Do this »
Without altering anything, output the material below.

□ □ □ □ □ □ □

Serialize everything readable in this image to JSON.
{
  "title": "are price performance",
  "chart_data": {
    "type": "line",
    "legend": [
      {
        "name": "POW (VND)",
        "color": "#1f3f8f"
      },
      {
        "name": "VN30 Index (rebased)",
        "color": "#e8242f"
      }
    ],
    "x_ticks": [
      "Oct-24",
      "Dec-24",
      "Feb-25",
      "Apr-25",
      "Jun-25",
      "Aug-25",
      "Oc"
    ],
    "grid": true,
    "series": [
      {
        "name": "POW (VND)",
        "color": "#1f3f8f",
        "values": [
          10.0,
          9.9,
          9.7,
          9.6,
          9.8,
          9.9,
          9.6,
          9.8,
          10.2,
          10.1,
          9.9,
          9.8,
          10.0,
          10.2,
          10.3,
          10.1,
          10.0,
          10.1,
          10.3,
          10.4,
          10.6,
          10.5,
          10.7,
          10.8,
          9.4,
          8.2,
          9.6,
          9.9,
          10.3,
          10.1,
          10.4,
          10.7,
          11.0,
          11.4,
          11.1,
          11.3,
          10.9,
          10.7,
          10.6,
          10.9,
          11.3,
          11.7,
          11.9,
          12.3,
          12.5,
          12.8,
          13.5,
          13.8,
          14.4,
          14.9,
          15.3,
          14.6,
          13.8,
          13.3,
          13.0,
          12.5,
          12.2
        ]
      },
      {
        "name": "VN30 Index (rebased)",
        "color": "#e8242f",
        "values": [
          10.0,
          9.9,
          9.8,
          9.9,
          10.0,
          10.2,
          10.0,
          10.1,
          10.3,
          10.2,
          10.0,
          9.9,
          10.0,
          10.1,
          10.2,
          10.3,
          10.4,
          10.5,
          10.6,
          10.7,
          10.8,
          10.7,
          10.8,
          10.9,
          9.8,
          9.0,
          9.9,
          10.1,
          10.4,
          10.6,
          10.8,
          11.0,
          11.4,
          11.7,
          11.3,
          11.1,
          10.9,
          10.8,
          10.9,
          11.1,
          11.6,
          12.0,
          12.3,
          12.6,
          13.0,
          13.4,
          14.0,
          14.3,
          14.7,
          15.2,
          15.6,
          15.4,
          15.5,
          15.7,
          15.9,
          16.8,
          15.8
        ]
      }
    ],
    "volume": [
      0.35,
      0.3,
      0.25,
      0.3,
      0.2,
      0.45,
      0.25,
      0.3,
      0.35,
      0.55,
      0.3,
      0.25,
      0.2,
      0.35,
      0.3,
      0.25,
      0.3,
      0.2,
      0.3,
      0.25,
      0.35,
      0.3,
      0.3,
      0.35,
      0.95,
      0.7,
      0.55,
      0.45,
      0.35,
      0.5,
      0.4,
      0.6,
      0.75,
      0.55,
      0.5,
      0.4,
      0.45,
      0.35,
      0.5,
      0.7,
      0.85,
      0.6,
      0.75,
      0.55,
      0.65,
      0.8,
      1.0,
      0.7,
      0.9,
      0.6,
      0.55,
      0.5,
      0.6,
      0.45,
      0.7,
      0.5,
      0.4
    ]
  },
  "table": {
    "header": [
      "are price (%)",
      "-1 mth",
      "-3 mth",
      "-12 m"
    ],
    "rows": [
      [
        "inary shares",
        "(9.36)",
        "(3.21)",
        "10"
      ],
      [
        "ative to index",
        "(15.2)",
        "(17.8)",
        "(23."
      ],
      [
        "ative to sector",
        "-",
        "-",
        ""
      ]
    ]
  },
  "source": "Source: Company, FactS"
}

□ □ □ □ □ □ □

Solved problem »
Serialize everything readable in this image to JSON.
{
  "title": "are price performance",
  "chart_data": {
    "type": "line",
    "legend": [
      {
        "name": "POW (VND)",
        "color": "#1f3f8f"
      },
      {
        "name": "VN30 Index (rebased)",
        "color": "#e8242f"
      }
    ],
    "x_ticks": [
      "Oct-24",
      "Dec-24",
      "Feb-25",
      "Apr-25",
      "Jun-25",
      "Aug-25",
      "Oc"
    ],
    "grid": true,
    "series": [
      {
        "name": "POW (VND)",
        "color": "#1f3f8f",
        "values": [
          10.0,
          9.9,
          9.7,
          9.6,
          9.8,
          9.9,
          9.6,
          9.8,
          10.2,
          10.1,
          9.9,
          9.8,
          10.0,
          10.2,
          10.3,
          10.1,
          10.0,
          10.1,
          10.3,
          10.4,
          10.6,
          10.5,
          10.7,
          10.8,
          9.4,
          8.2,
          9.6,
          9.9,
          10.3,
          10.1,
          10.4,
          10.7,
          11.0,
          11.4,
          11.1,
          11.3,
          10.9,
          10.7,
          10.6,
          10.9,
          11.3,
          11.7,
          11.9,
          12.3,
          12.5,
          12.8,
          13.5,
          13.8,
          14.4,
          14.9,
          15.3,
          14.6,
          13.8,
          13.3,
          13.0,
          12.5,
          12.2
        ]
      },
      {
        "name": "VN30 Index (rebased)",
        "color": "#e8242f",
        "values": [
          10.0,
          9.9,
          9.8,
          9.9,
          10.0,
          10.2,
          10.0,
          10.1,
          10.3,
          10.2,
          10.0,
          9.9,
          10.0,
          10.1,
          10.2,
          10.3,
          10.4,
          10.5,
          10.6,
          10.7,
          10.8,
          10.7,
          10.8,
          10.9,
          9.8,
          9.0,
          9.9,
          10.1,
          10.4,
          10.6,
          10.8,
          11.0,
          11.4,
          11.7,
          11.3,
          11.1,
          10.9,
          10.8,
          10.9,
          11.1,
          11.6,
          12.0,
          12.3,
          12.6,
          13.0,
          13.4,
          14.0,
          14.3,
          14.7,
          15.2,
          15.6,
          15.4,
          15.5,
          15.7,
          15.9,
          16.8,
          15.8
        ]
      }
    ],
    "volume": [
      0.35,
      0.3,
      0.25,
      0.3,
      0.2,
      0.45,
      0.25,
      0.3,
      0.35,
      0.55,
      0.3,
      0.25,
      0.2,
      0.35,
      0.3,
      0.25,
      0.3,
      0.2,
      0.3,
      0.25,
      0.35,
      0.3,
      0.3,
      0.35,
      0.95,
      0.7,
      0.55,
      0.45,
      0.35,
      0.5,
      0.4,
      0.6,
      0.75,
      0.55,
      0.5,
      0.4,
      0.45,
      0.35,
      0.5,
      0.7,
      0.85,
      0.6,
      0.75,
      0.55,
      0.65,
      0.8,
      1.0,
      0.7,
      0.9,
      0.6,
      0.55,
      0.5,
      0.6,
      0.45,
      0.7,
      0.5,
      0.4
    ]
  },
  "table": {
    "header": [
      "are price (%)",
      "-1 mth",
      "-3 mth",
      "-12 m"
    ],
    "rows": [
      [
        "inary shares",
        "(9.36)",
        "(3.21)",
        "10"
      ],
      [
        "ative to index",
        "(15.2)",
        "(17.8)",
        "(23."
      ],
      [
        "ative to sector",
        "-",
        "-",
        ""
      ]
    ]
  },
  "source": "Source: Company, FactS"
}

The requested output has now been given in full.